(Items listed in a dataset)
'''

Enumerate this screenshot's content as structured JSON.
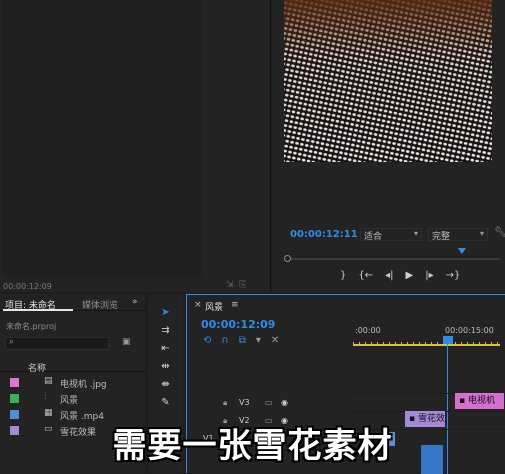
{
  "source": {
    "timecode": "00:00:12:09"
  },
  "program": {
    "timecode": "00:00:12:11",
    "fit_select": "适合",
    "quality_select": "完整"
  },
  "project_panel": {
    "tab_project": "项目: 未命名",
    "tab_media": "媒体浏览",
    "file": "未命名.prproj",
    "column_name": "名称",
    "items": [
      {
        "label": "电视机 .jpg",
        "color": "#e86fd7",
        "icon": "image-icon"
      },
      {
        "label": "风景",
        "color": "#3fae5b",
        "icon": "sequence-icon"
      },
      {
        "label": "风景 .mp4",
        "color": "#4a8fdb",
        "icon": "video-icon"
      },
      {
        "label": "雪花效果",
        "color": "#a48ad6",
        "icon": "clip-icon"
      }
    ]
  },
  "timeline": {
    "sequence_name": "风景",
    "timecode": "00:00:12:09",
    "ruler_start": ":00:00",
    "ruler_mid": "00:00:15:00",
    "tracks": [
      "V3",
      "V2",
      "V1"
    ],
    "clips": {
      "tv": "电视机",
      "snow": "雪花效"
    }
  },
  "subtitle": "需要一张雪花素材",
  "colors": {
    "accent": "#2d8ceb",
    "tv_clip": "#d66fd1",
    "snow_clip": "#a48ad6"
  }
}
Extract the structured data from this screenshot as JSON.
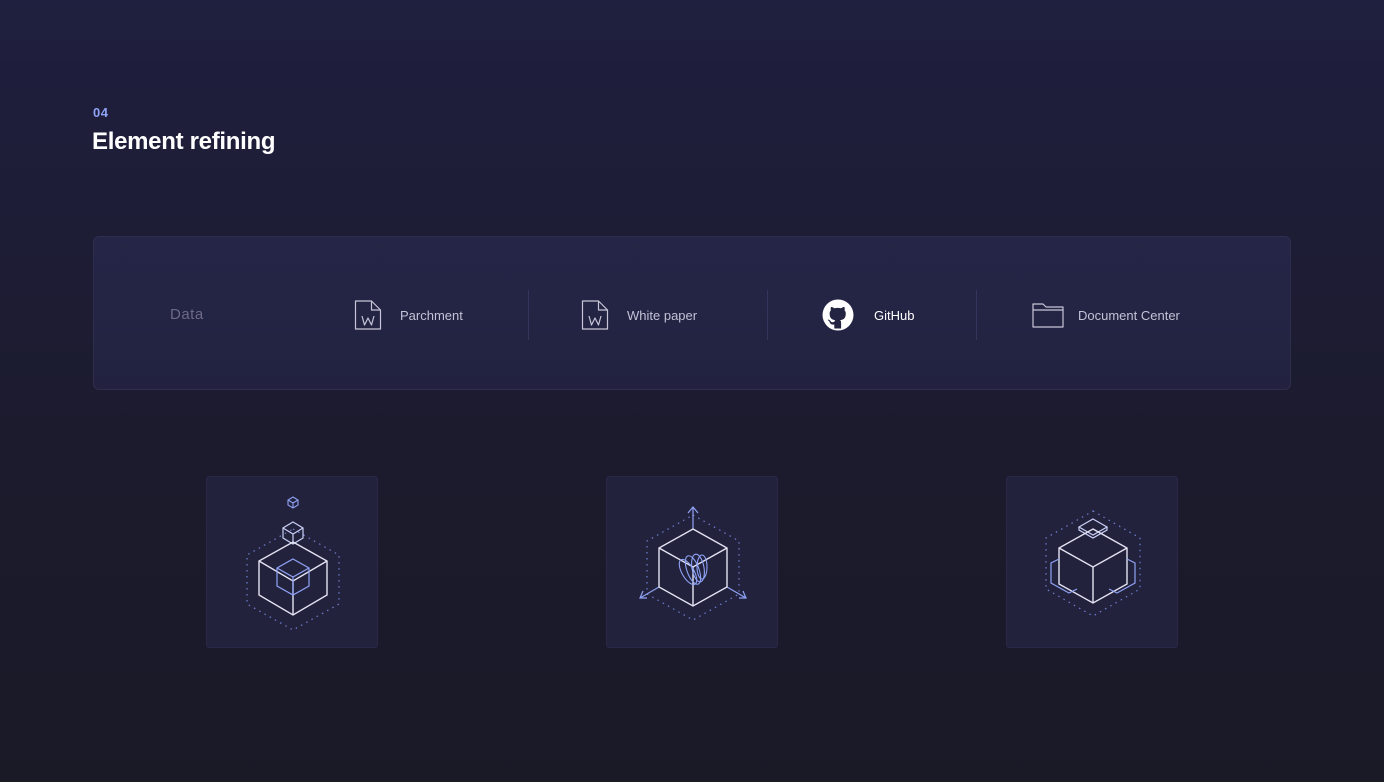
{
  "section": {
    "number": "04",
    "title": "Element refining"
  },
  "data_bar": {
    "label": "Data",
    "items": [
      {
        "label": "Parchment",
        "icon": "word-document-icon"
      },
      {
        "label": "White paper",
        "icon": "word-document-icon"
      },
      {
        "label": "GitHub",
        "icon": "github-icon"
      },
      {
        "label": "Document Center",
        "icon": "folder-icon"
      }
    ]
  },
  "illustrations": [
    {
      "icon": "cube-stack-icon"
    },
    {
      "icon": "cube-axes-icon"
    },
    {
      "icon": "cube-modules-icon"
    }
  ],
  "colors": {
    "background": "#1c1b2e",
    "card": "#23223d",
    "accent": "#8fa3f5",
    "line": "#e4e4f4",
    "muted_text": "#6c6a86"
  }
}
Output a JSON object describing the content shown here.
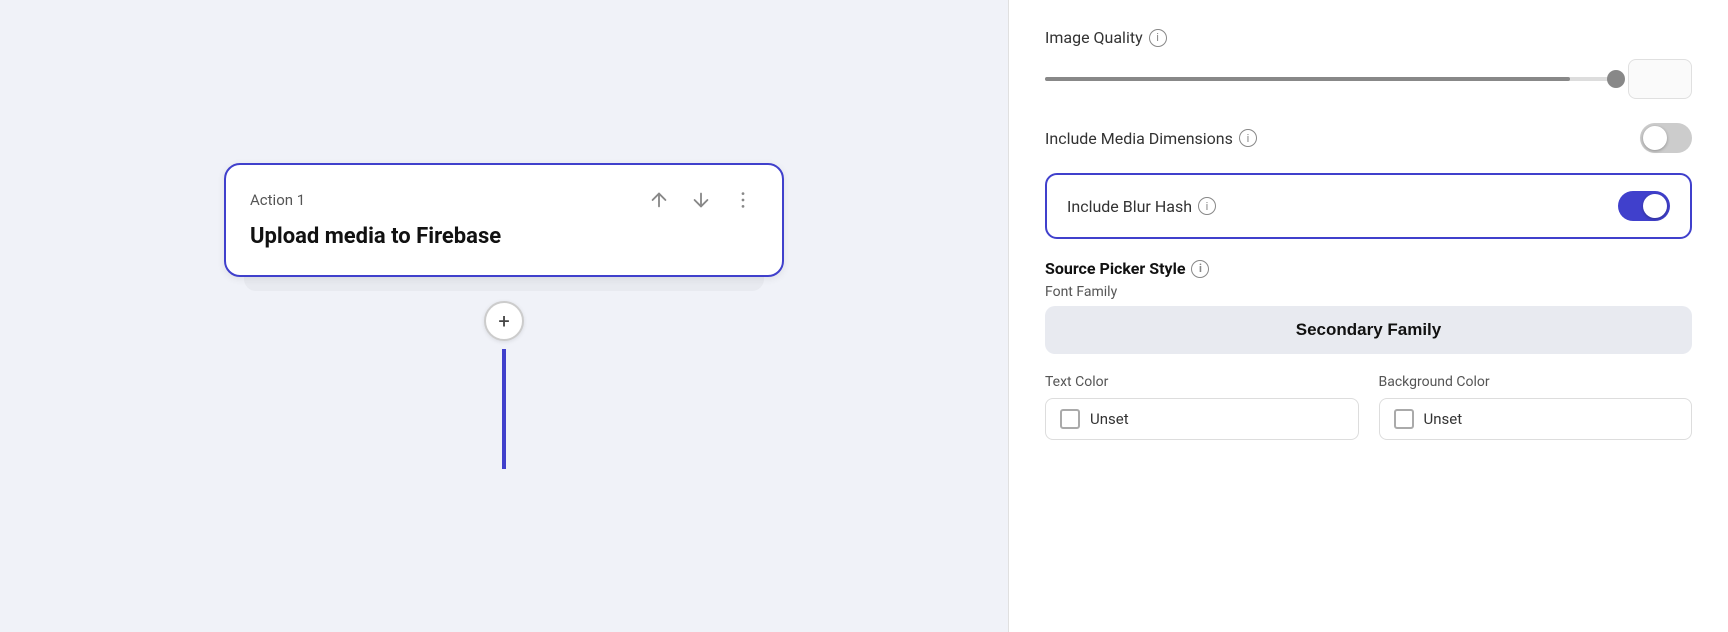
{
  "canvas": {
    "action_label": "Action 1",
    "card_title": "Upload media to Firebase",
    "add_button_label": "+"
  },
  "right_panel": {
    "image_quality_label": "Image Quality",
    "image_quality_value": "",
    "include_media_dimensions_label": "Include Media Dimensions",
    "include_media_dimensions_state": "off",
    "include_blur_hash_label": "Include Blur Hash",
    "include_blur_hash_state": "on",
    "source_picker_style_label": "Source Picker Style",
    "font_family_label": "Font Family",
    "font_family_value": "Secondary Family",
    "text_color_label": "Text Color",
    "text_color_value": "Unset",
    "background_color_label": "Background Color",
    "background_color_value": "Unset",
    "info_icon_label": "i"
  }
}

'''

--- Exercise requirements ---
Omit every picture while copying the listing above exactly.

--- Task solution ---
Enumerate this screenshot's content as structured JSON.
{
  "source": {
    "timecode": "00:00:12:09"
  },
  "program": {
    "timecode": "00:00:12:11",
    "fit_select": "适合",
    "quality_select": "完整"
  },
  "project_panel": {
    "tab_project": "项目: 未命名",
    "tab_media": "媒体浏览",
    "file": "未命名.prproj",
    "column_name": "名称",
    "items": [
      {
        "label": "电视机 .jpg",
        "color": "#e86fd7",
        "icon": "image-icon"
      },
      {
        "label": "风景",
        "color": "#3fae5b",
        "icon": "sequence-icon"
      },
      {
        "label": "风景 .mp4",
        "color": "#4a8fdb",
        "icon": "video-icon"
      },
      {
        "label": "雪花效果",
        "color": "#a48ad6",
        "icon": "clip-icon"
      }
    ]
  },
  "timeline": {
    "sequence_name": "风景",
    "timecode": "00:00:12:09",
    "ruler_start": ":00:00",
    "ruler_mid": "00:00:15:00",
    "tracks": [
      "V3",
      "V2",
      "V1"
    ],
    "clips": {
      "tv": "电视机",
      "snow": "雪花效"
    }
  },
  "subtitle": "需要一张雪花素材",
  "colors": {
    "accent": "#2d8ceb",
    "tv_clip": "#d66fd1",
    "snow_clip": "#a48ad6"
  }
}
Extract the structured data from this screenshot as JSON.
{
  "section": {
    "number": "04",
    "title": "Element refining"
  },
  "data_bar": {
    "label": "Data",
    "items": [
      {
        "label": "Parchment",
        "icon": "word-document-icon"
      },
      {
        "label": "White paper",
        "icon": "word-document-icon"
      },
      {
        "label": "GitHub",
        "icon": "github-icon"
      },
      {
        "label": "Document Center",
        "icon": "folder-icon"
      }
    ]
  },
  "illustrations": [
    {
      "icon": "cube-stack-icon"
    },
    {
      "icon": "cube-axes-icon"
    },
    {
      "icon": "cube-modules-icon"
    }
  ],
  "colors": {
    "background": "#1c1b2e",
    "card": "#23223d",
    "accent": "#8fa3f5",
    "line": "#e4e4f4",
    "muted_text": "#6c6a86"
  }
}
Output a JSON object describing the content shown here.
{
  "canvas": {
    "action_label": "Action 1",
    "card_title": "Upload media to Firebase",
    "add_button_label": "+"
  },
  "right_panel": {
    "image_quality_label": "Image Quality",
    "image_quality_value": "",
    "include_media_dimensions_label": "Include Media Dimensions",
    "include_media_dimensions_state": "off",
    "include_blur_hash_label": "Include Blur Hash",
    "include_blur_hash_state": "on",
    "source_picker_style_label": "Source Picker Style",
    "font_family_label": "Font Family",
    "font_family_value": "Secondary Family",
    "text_color_label": "Text Color",
    "text_color_value": "Unset",
    "background_color_label": "Background Color",
    "background_color_value": "Unset",
    "info_icon_label": "i"
  }
}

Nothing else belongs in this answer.